### TO DO
Retype the material word for word.
* START RECORDS FOR THIS EXERCISE *
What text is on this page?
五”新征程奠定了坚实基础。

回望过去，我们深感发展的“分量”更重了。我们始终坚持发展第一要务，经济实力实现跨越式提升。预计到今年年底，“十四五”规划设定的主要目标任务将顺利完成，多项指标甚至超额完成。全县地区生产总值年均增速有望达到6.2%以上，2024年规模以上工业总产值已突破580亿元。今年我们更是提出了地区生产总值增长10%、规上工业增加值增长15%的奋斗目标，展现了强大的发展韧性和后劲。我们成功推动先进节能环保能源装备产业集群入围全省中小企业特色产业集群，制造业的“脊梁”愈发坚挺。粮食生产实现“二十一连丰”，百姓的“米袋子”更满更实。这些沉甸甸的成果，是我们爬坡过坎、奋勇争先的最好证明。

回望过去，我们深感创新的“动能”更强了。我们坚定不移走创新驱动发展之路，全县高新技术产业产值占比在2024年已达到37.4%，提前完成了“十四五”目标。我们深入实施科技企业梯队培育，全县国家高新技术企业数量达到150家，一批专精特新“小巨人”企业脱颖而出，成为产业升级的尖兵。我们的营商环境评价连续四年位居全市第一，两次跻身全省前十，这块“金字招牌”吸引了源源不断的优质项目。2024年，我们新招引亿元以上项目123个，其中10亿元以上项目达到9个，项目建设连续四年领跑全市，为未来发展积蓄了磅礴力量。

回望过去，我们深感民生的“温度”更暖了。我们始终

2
* END RECORDS FOR THIS EXERCISE *
### TASK ANSWER
What text is on this page?
五”新征程奠定了坚实基础。

回望过去，我们深感发展的“分量”更重了。我们始终坚持发展第一要务，经济实力实现跨越式提升。预计到今年年底，“十四五”规划设定的主要目标任务将顺利完成，多项指标甚至超额完成。全县地区生产总值年均增速有望达到6.2%以上，2024年规模以上工业总产值已突破580亿元。今年我们更是提出了地区生产总值增长10%、规上工业增加值增长15%的奋斗目标，展现了强大的发展韧性和后劲。我们成功推动先进节能环保能源装备产业集群入围全省中小企业特色产业集群，制造业的“脊梁”愈发坚挺。粮食生产实现“二十一连丰”，百姓的“米袋子”更满更实。这些沉甸甸的成果，是我们爬坡过坎、奋勇争先的最好证明。

回望过去，我们深感创新的“动能”更强了。我们坚定不移走创新驱动发展之路，全县高新技术产业产值占比在2024年已达到37.4%，提前完成了“十四五”目标。我们深入实施科技企业梯队培育，全县国家高新技术企业数量达到150家，一批专精特新“小巨人”企业脱颖而出，成为产业升级的尖兵。我们的营商环境评价连续四年位居全市第一，两次跻身全省前十，这块“金字招牌”吸引了源源不断的优质项目。2024年，我们新招引亿元以上项目123个，其中10亿元以上项目达到9个，项目建设连续四年领跑全市，为未来发展积蓄了磅礴力量。

回望过去，我们深感民生的“温度”更暖了。我们始终

2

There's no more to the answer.